START Data excerpts

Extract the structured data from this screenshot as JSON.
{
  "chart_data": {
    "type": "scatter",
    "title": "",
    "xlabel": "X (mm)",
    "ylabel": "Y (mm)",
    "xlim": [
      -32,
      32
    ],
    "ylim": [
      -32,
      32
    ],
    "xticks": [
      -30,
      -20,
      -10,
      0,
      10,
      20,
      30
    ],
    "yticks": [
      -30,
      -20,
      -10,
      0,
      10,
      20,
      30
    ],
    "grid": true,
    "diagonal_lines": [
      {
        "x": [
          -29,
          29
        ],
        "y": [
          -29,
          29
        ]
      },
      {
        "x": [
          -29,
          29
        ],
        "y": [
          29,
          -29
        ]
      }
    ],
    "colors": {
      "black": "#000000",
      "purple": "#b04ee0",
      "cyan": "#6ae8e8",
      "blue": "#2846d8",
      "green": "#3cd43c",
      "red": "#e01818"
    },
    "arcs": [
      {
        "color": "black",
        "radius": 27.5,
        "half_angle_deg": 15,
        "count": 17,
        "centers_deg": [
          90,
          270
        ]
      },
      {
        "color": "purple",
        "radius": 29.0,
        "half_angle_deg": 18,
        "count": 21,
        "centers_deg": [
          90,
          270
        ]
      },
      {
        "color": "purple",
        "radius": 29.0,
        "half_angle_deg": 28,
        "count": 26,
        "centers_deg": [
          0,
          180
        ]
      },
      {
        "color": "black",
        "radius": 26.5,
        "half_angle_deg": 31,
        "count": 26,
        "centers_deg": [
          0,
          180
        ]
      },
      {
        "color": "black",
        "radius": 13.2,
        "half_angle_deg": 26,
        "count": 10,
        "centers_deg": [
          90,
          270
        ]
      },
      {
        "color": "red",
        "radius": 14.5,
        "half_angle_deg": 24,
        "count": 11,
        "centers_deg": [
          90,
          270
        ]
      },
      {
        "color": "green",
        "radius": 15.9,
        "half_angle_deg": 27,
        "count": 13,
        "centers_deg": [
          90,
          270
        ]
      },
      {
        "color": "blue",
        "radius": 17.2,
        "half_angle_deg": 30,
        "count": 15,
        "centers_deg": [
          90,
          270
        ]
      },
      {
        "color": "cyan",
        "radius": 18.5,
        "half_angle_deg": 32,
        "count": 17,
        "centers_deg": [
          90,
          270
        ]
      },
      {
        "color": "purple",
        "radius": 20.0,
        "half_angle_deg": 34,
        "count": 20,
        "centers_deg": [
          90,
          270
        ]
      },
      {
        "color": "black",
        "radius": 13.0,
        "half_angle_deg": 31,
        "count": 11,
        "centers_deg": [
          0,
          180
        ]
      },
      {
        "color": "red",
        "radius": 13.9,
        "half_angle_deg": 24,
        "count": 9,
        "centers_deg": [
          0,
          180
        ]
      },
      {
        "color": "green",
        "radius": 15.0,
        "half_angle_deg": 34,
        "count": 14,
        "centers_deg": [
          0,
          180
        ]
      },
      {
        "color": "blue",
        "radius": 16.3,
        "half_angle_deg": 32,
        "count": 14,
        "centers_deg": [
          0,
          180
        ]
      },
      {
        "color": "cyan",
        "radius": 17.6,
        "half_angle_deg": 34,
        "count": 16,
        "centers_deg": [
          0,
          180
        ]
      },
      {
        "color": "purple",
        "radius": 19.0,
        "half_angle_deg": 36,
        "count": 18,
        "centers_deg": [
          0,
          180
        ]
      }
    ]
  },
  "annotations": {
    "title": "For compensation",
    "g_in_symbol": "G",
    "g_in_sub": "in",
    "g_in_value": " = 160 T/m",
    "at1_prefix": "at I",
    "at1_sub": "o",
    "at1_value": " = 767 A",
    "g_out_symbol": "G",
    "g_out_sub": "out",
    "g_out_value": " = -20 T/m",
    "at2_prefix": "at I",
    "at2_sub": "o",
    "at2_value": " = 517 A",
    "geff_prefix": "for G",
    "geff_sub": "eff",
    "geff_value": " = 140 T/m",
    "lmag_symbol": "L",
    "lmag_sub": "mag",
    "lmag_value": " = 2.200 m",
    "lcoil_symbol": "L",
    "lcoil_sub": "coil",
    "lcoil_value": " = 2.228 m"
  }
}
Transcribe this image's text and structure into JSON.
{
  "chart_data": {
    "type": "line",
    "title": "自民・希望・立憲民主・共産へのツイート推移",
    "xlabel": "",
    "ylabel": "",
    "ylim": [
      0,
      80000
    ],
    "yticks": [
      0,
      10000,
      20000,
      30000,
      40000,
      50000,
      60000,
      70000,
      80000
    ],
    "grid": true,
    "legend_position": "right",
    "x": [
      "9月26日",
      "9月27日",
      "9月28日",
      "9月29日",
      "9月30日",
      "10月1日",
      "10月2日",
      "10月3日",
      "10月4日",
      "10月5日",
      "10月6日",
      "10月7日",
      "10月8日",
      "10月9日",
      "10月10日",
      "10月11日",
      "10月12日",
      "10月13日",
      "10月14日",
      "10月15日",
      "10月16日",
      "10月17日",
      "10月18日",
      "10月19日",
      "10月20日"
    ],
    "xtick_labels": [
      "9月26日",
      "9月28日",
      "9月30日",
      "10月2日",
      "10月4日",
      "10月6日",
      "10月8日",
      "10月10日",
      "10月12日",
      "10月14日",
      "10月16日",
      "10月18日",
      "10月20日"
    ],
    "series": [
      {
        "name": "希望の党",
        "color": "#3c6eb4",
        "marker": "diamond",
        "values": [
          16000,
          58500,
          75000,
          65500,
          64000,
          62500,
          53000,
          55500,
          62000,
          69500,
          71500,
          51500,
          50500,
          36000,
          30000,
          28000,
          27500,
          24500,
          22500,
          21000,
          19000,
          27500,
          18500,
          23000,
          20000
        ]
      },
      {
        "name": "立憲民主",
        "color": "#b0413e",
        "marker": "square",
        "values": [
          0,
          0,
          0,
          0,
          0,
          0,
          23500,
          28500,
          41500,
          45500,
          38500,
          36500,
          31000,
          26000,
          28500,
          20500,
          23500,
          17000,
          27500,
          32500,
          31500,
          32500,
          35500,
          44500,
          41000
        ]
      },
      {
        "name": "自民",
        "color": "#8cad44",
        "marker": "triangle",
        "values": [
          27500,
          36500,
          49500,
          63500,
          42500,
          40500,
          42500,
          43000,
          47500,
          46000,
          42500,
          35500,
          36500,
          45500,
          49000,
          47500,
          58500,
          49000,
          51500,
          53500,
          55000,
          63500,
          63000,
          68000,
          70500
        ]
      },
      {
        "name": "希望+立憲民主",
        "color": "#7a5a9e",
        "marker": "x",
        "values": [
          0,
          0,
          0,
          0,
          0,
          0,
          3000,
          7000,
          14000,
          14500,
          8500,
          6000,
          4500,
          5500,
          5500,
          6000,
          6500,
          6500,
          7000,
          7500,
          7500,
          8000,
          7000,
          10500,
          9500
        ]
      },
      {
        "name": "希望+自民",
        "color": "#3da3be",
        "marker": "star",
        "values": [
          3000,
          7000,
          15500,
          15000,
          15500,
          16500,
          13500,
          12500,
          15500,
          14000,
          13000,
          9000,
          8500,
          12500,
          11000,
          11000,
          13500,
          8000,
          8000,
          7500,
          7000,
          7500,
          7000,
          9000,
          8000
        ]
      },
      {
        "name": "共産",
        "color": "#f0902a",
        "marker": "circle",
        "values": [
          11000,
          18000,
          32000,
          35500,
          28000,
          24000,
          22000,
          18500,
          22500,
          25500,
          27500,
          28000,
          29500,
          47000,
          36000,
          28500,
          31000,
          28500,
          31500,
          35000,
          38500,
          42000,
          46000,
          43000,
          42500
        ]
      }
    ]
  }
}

END Data excerpts

**What the task requires**
How many lines in the records hold the string "this"? Reply with the number alone.

**Solution below**
2